Your instructions:
Find all lines in the records that include the word "text", and copy them out.

Data for processing:
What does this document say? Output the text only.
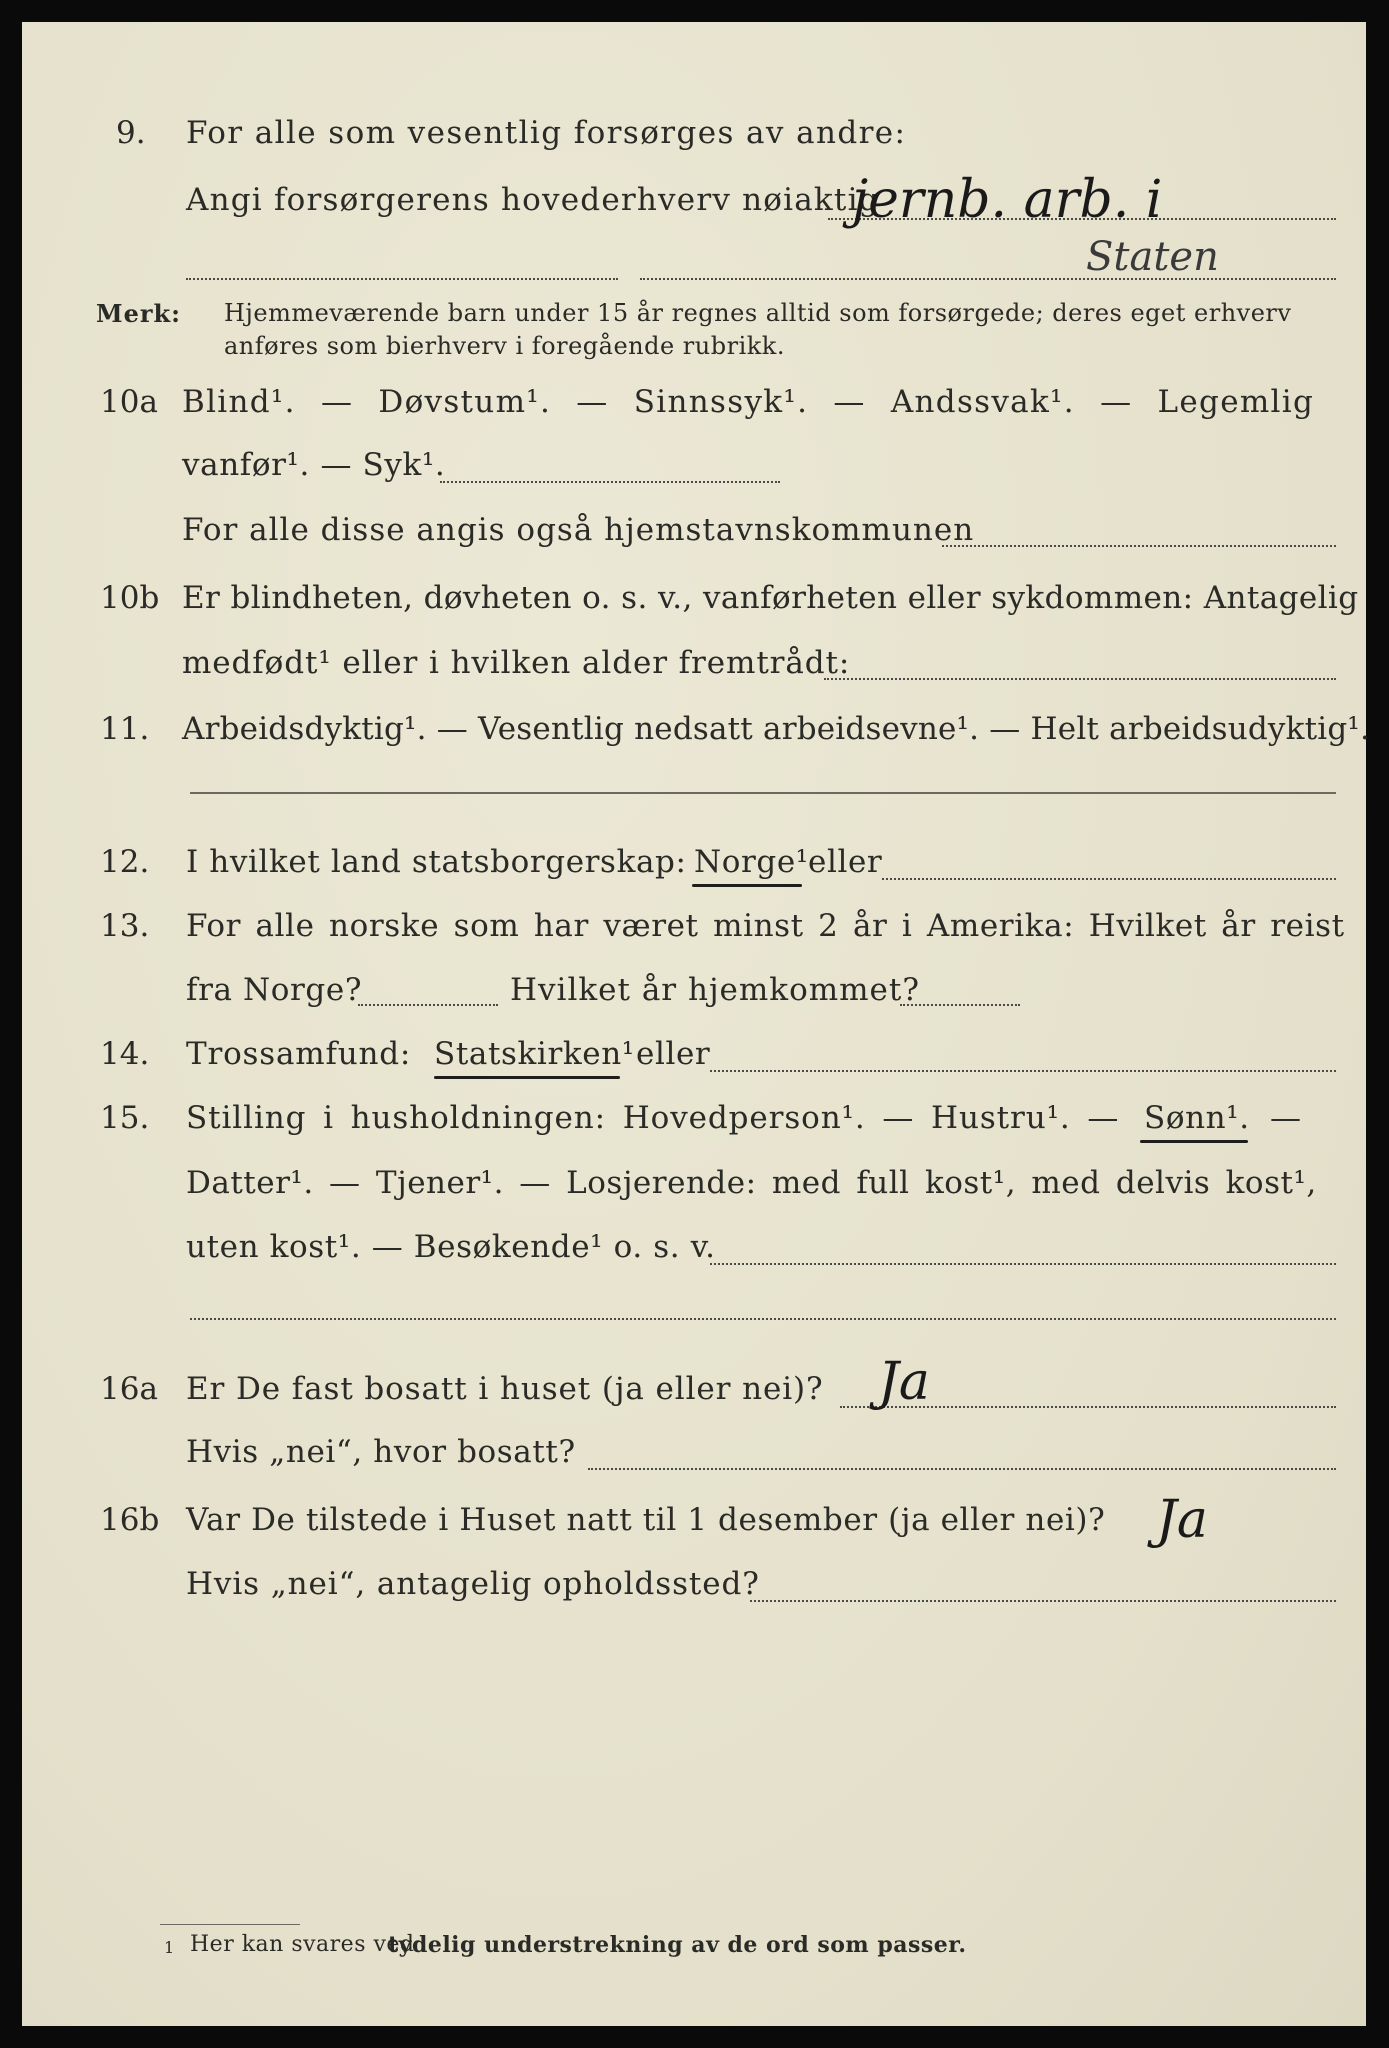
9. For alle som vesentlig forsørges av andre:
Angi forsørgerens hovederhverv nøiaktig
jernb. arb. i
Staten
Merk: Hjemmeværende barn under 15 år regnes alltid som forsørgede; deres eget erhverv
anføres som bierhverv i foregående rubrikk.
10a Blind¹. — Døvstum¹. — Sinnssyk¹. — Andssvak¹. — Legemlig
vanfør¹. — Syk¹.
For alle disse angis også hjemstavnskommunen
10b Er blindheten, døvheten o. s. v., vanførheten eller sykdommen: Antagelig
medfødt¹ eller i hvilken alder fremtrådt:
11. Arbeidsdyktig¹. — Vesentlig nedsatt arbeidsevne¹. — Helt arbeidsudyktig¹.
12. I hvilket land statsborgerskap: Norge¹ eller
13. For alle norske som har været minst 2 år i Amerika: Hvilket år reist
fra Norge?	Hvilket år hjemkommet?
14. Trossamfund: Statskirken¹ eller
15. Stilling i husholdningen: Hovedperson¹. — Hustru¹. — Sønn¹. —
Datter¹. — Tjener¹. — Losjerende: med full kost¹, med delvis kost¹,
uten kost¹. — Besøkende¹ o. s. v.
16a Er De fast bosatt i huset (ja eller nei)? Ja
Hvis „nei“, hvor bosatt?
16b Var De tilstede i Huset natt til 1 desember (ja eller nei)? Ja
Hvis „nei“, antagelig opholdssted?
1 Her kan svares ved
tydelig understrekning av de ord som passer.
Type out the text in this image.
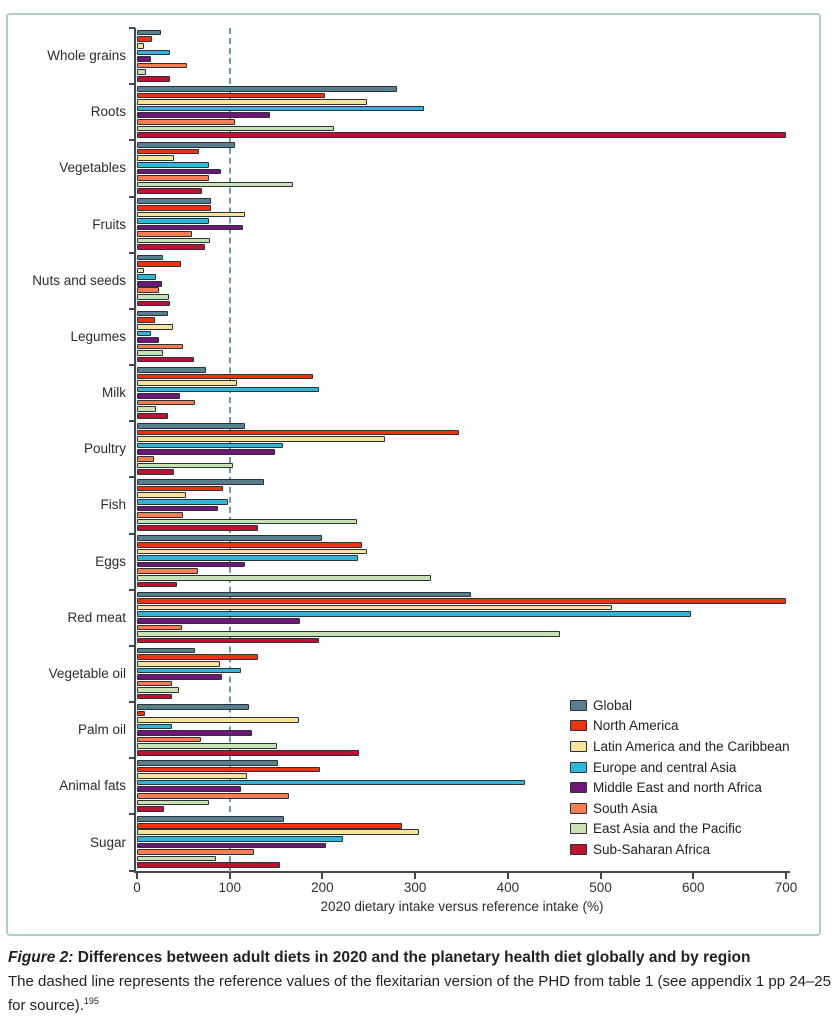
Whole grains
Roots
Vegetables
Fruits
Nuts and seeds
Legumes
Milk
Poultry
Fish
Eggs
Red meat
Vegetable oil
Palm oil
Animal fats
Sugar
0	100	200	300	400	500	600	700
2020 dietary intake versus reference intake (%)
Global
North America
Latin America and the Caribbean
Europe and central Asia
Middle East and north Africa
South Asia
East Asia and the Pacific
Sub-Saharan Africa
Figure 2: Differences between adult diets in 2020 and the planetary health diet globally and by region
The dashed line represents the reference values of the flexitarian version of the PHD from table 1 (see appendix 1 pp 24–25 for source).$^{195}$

Finished exercise:
What does this document say? Output the text only.
Type out the text in this image.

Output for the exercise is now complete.